▶ Material for the task:
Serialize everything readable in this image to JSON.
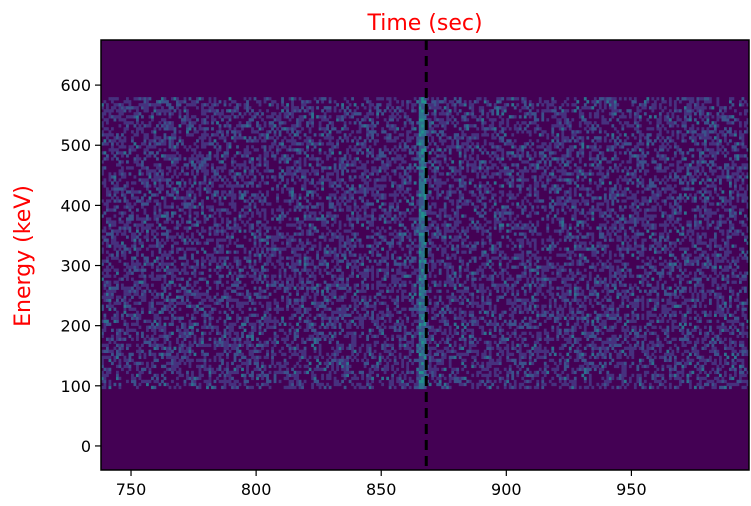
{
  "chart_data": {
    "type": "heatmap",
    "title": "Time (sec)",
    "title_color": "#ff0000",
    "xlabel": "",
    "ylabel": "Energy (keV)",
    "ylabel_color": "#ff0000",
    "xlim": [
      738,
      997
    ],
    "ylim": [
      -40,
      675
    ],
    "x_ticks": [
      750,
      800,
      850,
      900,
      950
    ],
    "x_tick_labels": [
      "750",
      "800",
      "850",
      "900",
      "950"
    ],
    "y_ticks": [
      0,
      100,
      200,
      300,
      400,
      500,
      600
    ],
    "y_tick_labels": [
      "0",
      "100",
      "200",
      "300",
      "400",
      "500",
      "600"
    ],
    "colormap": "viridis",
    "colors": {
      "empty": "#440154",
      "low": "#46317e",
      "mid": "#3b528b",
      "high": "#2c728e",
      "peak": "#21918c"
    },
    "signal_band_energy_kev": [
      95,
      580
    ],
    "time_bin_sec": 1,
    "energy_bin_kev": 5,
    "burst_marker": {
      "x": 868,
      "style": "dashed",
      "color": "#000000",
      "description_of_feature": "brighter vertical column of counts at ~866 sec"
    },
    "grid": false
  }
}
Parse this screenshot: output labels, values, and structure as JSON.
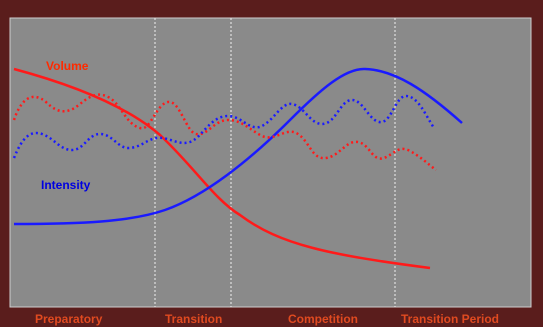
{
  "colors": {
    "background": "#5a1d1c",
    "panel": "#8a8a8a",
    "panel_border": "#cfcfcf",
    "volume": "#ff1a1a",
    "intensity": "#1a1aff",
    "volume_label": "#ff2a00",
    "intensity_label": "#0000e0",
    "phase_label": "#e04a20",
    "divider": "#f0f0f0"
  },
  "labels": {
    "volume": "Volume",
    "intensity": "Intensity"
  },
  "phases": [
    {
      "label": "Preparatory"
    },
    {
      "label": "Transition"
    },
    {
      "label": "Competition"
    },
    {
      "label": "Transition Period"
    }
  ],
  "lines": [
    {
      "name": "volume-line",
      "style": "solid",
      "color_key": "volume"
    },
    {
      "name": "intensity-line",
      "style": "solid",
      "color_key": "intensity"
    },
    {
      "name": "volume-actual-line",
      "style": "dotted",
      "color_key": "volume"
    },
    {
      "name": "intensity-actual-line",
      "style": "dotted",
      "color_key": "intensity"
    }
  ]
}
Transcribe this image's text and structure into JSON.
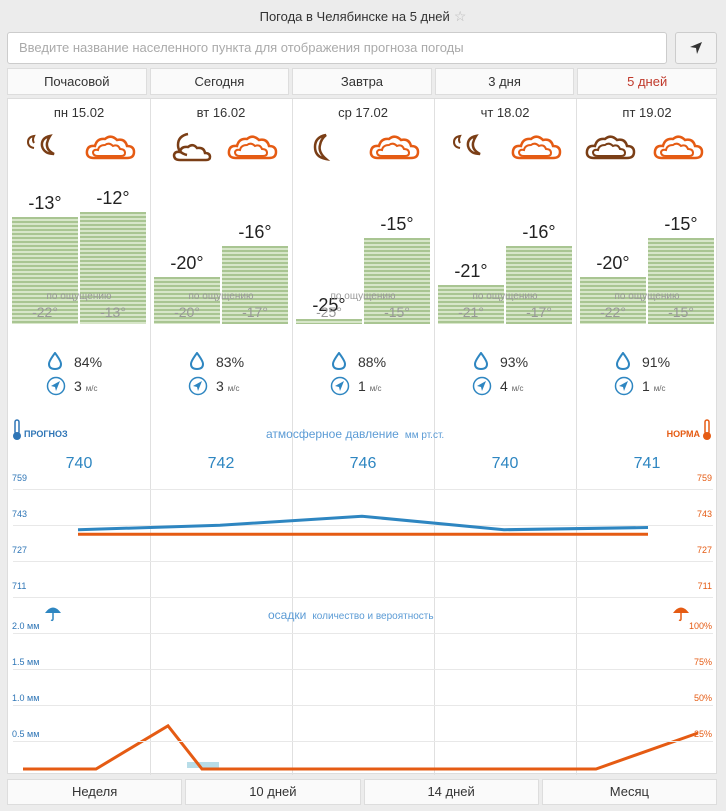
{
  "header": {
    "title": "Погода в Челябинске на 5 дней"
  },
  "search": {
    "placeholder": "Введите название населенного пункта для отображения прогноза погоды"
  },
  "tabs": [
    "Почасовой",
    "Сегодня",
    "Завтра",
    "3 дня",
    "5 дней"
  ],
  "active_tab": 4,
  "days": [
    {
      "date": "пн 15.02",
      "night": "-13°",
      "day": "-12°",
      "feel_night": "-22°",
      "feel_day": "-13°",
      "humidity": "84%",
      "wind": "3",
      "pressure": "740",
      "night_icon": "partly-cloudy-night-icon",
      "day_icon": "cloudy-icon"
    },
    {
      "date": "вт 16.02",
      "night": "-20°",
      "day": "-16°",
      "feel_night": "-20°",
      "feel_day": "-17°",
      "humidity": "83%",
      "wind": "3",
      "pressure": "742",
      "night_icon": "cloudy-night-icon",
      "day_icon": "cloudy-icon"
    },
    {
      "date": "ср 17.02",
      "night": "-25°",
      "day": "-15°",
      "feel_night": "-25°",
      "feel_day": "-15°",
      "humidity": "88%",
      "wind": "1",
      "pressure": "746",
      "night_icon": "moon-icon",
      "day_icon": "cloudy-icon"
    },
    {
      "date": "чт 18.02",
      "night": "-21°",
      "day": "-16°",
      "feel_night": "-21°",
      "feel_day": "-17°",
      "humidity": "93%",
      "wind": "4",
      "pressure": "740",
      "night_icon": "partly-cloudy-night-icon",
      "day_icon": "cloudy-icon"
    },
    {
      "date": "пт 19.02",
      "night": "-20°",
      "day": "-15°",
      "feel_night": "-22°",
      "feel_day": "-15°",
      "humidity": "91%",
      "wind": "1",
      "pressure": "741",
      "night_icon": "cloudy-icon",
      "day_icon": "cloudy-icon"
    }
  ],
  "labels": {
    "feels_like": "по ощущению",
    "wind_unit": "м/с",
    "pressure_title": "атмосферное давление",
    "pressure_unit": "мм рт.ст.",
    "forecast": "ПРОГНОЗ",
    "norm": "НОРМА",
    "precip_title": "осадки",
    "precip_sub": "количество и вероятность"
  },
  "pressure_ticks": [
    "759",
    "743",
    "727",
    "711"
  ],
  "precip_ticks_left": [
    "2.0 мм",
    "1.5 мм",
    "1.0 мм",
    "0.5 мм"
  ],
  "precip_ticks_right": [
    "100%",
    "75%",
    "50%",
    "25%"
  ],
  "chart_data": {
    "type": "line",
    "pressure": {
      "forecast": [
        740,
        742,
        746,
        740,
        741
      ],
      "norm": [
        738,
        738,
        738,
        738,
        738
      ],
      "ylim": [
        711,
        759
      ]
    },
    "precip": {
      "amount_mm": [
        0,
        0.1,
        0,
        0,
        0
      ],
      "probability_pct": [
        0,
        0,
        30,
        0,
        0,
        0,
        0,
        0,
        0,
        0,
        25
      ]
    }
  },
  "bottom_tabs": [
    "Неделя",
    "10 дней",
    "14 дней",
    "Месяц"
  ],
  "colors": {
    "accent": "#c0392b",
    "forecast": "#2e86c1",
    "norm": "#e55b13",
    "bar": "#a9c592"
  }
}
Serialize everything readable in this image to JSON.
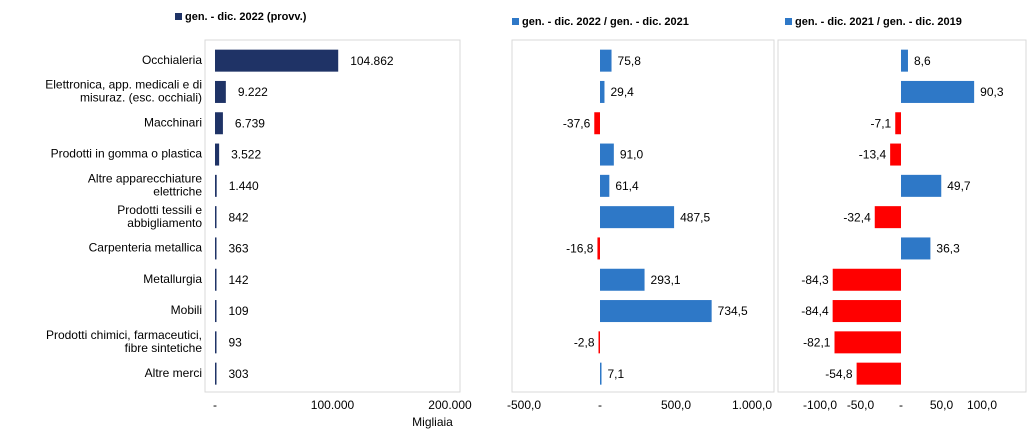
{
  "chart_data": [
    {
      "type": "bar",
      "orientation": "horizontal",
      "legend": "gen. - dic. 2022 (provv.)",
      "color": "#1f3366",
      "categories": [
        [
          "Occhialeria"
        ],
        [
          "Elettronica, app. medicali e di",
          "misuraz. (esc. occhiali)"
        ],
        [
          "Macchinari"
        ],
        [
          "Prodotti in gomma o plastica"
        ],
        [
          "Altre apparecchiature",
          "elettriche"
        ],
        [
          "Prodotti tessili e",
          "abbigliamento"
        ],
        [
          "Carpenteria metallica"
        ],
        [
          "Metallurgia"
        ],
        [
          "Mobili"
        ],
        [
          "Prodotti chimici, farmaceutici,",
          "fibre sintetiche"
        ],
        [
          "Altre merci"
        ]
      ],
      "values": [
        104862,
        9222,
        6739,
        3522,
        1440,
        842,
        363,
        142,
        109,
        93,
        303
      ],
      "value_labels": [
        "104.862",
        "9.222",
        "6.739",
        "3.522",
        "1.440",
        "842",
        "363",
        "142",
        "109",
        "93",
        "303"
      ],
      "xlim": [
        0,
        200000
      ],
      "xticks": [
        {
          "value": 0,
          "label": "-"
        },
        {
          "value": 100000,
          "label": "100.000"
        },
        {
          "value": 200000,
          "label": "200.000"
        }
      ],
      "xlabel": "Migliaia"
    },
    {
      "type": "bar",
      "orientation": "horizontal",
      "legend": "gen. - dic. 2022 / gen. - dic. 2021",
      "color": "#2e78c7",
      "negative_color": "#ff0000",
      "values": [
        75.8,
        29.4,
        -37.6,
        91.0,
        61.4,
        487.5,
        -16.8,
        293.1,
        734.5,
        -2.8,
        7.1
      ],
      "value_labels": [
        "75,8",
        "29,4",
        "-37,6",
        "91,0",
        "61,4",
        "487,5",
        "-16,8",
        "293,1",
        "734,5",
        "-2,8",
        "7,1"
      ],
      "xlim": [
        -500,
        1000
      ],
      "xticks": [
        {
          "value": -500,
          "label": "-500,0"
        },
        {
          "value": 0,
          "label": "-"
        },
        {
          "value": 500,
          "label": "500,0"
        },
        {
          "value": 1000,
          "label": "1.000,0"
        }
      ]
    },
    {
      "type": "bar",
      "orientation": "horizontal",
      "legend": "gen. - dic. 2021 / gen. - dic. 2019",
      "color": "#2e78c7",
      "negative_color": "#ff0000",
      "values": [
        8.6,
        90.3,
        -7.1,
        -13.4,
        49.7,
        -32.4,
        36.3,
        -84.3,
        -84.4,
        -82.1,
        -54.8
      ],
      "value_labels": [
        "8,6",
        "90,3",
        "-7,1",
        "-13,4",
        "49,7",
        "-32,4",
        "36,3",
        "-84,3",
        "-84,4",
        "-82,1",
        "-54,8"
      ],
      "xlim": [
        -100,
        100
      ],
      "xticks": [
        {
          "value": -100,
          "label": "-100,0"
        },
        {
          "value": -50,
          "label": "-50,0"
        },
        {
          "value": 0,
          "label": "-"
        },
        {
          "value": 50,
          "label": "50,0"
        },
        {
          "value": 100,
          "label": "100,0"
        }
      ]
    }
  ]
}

▶ Goal:
In the records, locate each line holding the string "name" and copy it.

▶ Response to this task:
      "name": "volume-line",
      "name": "intensity-line",
      "name": "volume-actual-line",
      "name": "intensity-actual-line",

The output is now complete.